Each record below should appear again exactly as written.

→ Records shown

-*-*-

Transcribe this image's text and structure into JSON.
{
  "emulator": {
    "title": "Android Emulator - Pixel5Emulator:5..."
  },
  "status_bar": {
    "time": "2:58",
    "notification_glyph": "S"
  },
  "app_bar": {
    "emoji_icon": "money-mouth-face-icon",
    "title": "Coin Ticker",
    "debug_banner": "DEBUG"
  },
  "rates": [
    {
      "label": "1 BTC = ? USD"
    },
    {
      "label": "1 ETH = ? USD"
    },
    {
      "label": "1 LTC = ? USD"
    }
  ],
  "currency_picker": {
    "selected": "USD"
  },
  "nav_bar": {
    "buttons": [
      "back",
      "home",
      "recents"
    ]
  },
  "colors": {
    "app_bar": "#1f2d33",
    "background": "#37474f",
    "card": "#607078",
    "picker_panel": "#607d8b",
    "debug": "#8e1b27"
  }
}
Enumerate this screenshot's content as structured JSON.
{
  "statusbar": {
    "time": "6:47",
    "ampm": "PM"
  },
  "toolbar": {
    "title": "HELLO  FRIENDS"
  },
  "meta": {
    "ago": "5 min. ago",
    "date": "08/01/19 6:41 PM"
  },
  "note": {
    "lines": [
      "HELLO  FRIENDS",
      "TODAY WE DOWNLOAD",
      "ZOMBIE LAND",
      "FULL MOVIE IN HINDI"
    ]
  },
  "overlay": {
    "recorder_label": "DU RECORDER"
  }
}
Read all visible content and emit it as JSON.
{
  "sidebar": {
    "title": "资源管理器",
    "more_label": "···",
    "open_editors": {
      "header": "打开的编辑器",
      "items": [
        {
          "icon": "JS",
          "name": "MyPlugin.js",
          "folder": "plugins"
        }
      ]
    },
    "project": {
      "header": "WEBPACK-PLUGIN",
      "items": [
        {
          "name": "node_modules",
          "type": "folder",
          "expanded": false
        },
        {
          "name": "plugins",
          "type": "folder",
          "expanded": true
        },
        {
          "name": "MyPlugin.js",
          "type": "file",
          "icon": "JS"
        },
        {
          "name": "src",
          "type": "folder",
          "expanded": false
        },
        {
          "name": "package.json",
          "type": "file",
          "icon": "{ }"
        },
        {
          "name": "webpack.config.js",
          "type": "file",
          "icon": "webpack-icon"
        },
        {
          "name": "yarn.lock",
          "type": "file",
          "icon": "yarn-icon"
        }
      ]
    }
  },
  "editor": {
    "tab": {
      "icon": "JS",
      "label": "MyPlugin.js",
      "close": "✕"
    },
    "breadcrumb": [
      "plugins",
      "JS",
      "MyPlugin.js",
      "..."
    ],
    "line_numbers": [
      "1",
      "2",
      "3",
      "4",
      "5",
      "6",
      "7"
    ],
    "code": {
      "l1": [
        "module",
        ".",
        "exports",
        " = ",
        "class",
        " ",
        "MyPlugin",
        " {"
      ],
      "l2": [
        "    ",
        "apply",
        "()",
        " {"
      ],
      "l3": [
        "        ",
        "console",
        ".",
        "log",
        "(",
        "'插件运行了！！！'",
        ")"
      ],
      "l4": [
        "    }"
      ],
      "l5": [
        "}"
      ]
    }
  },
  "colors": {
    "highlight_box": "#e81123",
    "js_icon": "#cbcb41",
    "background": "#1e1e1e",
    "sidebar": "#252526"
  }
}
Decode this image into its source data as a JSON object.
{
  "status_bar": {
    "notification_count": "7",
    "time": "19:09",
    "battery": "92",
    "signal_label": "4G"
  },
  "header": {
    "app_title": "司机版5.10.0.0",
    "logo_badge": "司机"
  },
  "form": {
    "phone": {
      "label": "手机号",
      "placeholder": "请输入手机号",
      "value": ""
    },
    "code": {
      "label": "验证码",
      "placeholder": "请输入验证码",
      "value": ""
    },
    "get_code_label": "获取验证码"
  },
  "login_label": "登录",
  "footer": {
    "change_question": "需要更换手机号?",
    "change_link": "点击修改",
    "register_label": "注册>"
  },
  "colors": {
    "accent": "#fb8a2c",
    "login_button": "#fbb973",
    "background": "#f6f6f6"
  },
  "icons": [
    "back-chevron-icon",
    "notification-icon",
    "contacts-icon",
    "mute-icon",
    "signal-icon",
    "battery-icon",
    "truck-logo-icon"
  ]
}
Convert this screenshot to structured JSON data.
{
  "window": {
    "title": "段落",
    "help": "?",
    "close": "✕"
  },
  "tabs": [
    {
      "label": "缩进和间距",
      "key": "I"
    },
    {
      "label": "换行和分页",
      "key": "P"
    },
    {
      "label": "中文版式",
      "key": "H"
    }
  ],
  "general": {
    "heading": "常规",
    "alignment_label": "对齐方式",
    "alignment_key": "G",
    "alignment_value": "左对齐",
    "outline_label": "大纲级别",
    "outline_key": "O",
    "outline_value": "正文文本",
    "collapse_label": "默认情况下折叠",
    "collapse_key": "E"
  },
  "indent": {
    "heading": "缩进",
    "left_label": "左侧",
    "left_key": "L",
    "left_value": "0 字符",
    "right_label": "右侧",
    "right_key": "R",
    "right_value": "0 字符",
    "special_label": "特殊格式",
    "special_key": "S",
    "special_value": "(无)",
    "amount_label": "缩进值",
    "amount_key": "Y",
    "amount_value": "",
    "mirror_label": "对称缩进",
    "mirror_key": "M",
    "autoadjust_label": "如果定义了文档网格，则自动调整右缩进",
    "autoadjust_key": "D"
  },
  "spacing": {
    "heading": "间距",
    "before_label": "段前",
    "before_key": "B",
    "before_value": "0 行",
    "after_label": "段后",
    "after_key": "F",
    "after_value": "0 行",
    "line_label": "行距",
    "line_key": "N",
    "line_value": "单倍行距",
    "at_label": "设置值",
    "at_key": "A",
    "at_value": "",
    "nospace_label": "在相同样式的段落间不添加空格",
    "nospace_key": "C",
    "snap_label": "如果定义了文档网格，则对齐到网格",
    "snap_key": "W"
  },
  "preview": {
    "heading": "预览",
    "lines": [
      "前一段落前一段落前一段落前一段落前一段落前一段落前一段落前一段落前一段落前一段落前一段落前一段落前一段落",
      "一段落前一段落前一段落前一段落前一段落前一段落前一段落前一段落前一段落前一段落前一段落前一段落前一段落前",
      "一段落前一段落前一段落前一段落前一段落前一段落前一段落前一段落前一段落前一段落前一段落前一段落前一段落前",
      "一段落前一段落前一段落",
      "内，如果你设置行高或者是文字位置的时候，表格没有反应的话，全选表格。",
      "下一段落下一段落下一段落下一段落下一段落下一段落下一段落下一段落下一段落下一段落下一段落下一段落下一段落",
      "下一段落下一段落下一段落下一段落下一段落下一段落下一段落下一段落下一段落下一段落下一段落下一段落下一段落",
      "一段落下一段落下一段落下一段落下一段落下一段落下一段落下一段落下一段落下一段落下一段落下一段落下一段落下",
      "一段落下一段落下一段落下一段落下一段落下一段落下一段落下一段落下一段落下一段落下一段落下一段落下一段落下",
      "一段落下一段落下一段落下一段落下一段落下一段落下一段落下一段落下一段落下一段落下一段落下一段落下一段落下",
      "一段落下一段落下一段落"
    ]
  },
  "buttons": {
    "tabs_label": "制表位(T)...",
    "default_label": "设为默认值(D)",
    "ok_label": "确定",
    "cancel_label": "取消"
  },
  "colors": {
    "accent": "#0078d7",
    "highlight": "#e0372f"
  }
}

-*-*-

→ Full output
Transcribe this image's text and structure into JSON.
{
  "emulator": {
    "title": "Android Emulator - Pixel5Emulator:5..."
  },
  "status_bar": {
    "time": "2:58",
    "notification_glyph": "S"
  },
  "app_bar": {
    "emoji_icon": "money-mouth-face-icon",
    "title": "Coin Ticker",
    "debug_banner": "DEBUG"
  },
  "rates": [
    {
      "label": "1 BTC = ? USD"
    },
    {
      "label": "1 ETH = ? USD"
    },
    {
      "label": "1 LTC = ? USD"
    }
  ],
  "currency_picker": {
    "selected": "USD"
  },
  "nav_bar": {
    "buttons": [
      "back",
      "home",
      "recents"
    ]
  },
  "colors": {
    "app_bar": "#1f2d33",
    "background": "#37474f",
    "card": "#607078",
    "picker_panel": "#607d8b",
    "debug": "#8e1b27"
  }
}
Enumerate this screenshot's content as structured JSON.
{
  "statusbar": {
    "time": "6:47",
    "ampm": "PM"
  },
  "toolbar": {
    "title": "HELLO  FRIENDS"
  },
  "meta": {
    "ago": "5 min. ago",
    "date": "08/01/19 6:41 PM"
  },
  "note": {
    "lines": [
      "HELLO  FRIENDS",
      "TODAY WE DOWNLOAD",
      "ZOMBIE LAND",
      "FULL MOVIE IN HINDI"
    ]
  },
  "overlay": {
    "recorder_label": "DU RECORDER"
  }
}
Read all visible content and emit it as JSON.
{
  "sidebar": {
    "title": "资源管理器",
    "more_label": "···",
    "open_editors": {
      "header": "打开的编辑器",
      "items": [
        {
          "icon": "JS",
          "name": "MyPlugin.js",
          "folder": "plugins"
        }
      ]
    },
    "project": {
      "header": "WEBPACK-PLUGIN",
      "items": [
        {
          "name": "node_modules",
          "type": "folder",
          "expanded": false
        },
        {
          "name": "plugins",
          "type": "folder",
          "expanded": true
        },
        {
          "name": "MyPlugin.js",
          "type": "file",
          "icon": "JS"
        },
        {
          "name": "src",
          "type": "folder",
          "expanded": false
        },
        {
          "name": "package.json",
          "type": "file",
          "icon": "{ }"
        },
        {
          "name": "webpack.config.js",
          "type": "file",
          "icon": "webpack-icon"
        },
        {
          "name": "yarn.lock",
          "type": "file",
          "icon": "yarn-icon"
        }
      ]
    }
  },
  "editor": {
    "tab": {
      "icon": "JS",
      "label": "MyPlugin.js",
      "close": "✕"
    },
    "breadcrumb": [
      "plugins",
      "JS",
      "MyPlugin.js",
      "..."
    ],
    "line_numbers": [
      "1",
      "2",
      "3",
      "4",
      "5",
      "6",
      "7"
    ],
    "code": {
      "l1": [
        "module",
        ".",
        "exports",
        " = ",
        "class",
        " ",
        "MyPlugin",
        " {"
      ],
      "l2": [
        "    ",
        "apply",
        "()",
        " {"
      ],
      "l3": [
        "        ",
        "console",
        ".",
        "log",
        "(",
        "'插件运行了！！！'",
        ")"
      ],
      "l4": [
        "    }"
      ],
      "l5": [
        "}"
      ]
    }
  },
  "colors": {
    "highlight_box": "#e81123",
    "js_icon": "#cbcb41",
    "background": "#1e1e1e",
    "sidebar": "#252526"
  }
}
Decode this image into its source data as a JSON object.
{
  "status_bar": {
    "notification_count": "7",
    "time": "19:09",
    "battery": "92",
    "signal_label": "4G"
  },
  "header": {
    "app_title": "司机版5.10.0.0",
    "logo_badge": "司机"
  },
  "form": {
    "phone": {
      "label": "手机号",
      "placeholder": "请输入手机号",
      "value": ""
    },
    "code": {
      "label": "验证码",
      "placeholder": "请输入验证码",
      "value": ""
    },
    "get_code_label": "获取验证码"
  },
  "login_label": "登录",
  "footer": {
    "change_question": "需要更换手机号?",
    "change_link": "点击修改",
    "register_label": "注册>"
  },
  "colors": {
    "accent": "#fb8a2c",
    "login_button": "#fbb973",
    "background": "#f6f6f6"
  },
  "icons": [
    "back-chevron-icon",
    "notification-icon",
    "contacts-icon",
    "mute-icon",
    "signal-icon",
    "battery-icon",
    "truck-logo-icon"
  ]
}
Convert this screenshot to structured JSON data.
{
  "window": {
    "title": "段落",
    "help": "?",
    "close": "✕"
  },
  "tabs": [
    {
      "label": "缩进和间距",
      "key": "I"
    },
    {
      "label": "换行和分页",
      "key": "P"
    },
    {
      "label": "中文版式",
      "key": "H"
    }
  ],
  "general": {
    "heading": "常规",
    "alignment_label": "对齐方式",
    "alignment_key": "G",
    "alignment_value": "左对齐",
    "outline_label": "大纲级别",
    "outline_key": "O",
    "outline_value": "正文文本",
    "collapse_label": "默认情况下折叠",
    "collapse_key": "E"
  },
  "indent": {
    "heading": "缩进",
    "left_label": "左侧",
    "left_key": "L",
    "left_value": "0 字符",
    "right_label": "右侧",
    "right_key": "R",
    "right_value": "0 字符",
    "special_label": "特殊格式",
    "special_key": "S",
    "special_value": "(无)",
    "amount_label": "缩进值",
    "amount_key": "Y",
    "amount_value": "",
    "mirror_label": "对称缩进",
    "mirror_key": "M",
    "autoadjust_label": "如果定义了文档网格，则自动调整右缩进",
    "autoadjust_key": "D"
  },
  "spacing": {
    "heading": "间距",
    "before_label": "段前",
    "before_key": "B",
    "before_value": "0 行",
    "after_label": "段后",
    "after_key": "F",
    "after_value": "0 行",
    "line_label": "行距",
    "line_key": "N",
    "line_value": "单倍行距",
    "at_label": "设置值",
    "at_key": "A",
    "at_value": "",
    "nospace_label": "在相同样式的段落间不添加空格",
    "nospace_key": "C",
    "snap_label": "如果定义了文档网格，则对齐到网格",
    "snap_key": "W"
  },
  "preview": {
    "heading": "预览",
    "lines": [
      "前一段落前一段落前一段落前一段落前一段落前一段落前一段落前一段落前一段落前一段落前一段落前一段落前一段落",
      "一段落前一段落前一段落前一段落前一段落前一段落前一段落前一段落前一段落前一段落前一段落前一段落前一段落前",
      "一段落前一段落前一段落前一段落前一段落前一段落前一段落前一段落前一段落前一段落前一段落前一段落前一段落前",
      "一段落前一段落前一段落",
      "内，如果你设置行高或者是文字位置的时候，表格没有反应的话，全选表格。",
      "下一段落下一段落下一段落下一段落下一段落下一段落下一段落下一段落下一段落下一段落下一段落下一段落下一段落",
      "下一段落下一段落下一段落下一段落下一段落下一段落下一段落下一段落下一段落下一段落下一段落下一段落下一段落",
      "一段落下一段落下一段落下一段落下一段落下一段落下一段落下一段落下一段落下一段落下一段落下一段落下一段落下",
      "一段落下一段落下一段落下一段落下一段落下一段落下一段落下一段落下一段落下一段落下一段落下一段落下一段落下",
      "一段落下一段落下一段落下一段落下一段落下一段落下一段落下一段落下一段落下一段落下一段落下一段落下一段落下",
      "一段落下一段落下一段落"
    ]
  },
  "buttons": {
    "tabs_label": "制表位(T)...",
    "default_label": "设为默认值(D)",
    "ok_label": "确定",
    "cancel_label": "取消"
  },
  "colors": {
    "accent": "#0078d7",
    "highlight": "#e0372f"
  }
}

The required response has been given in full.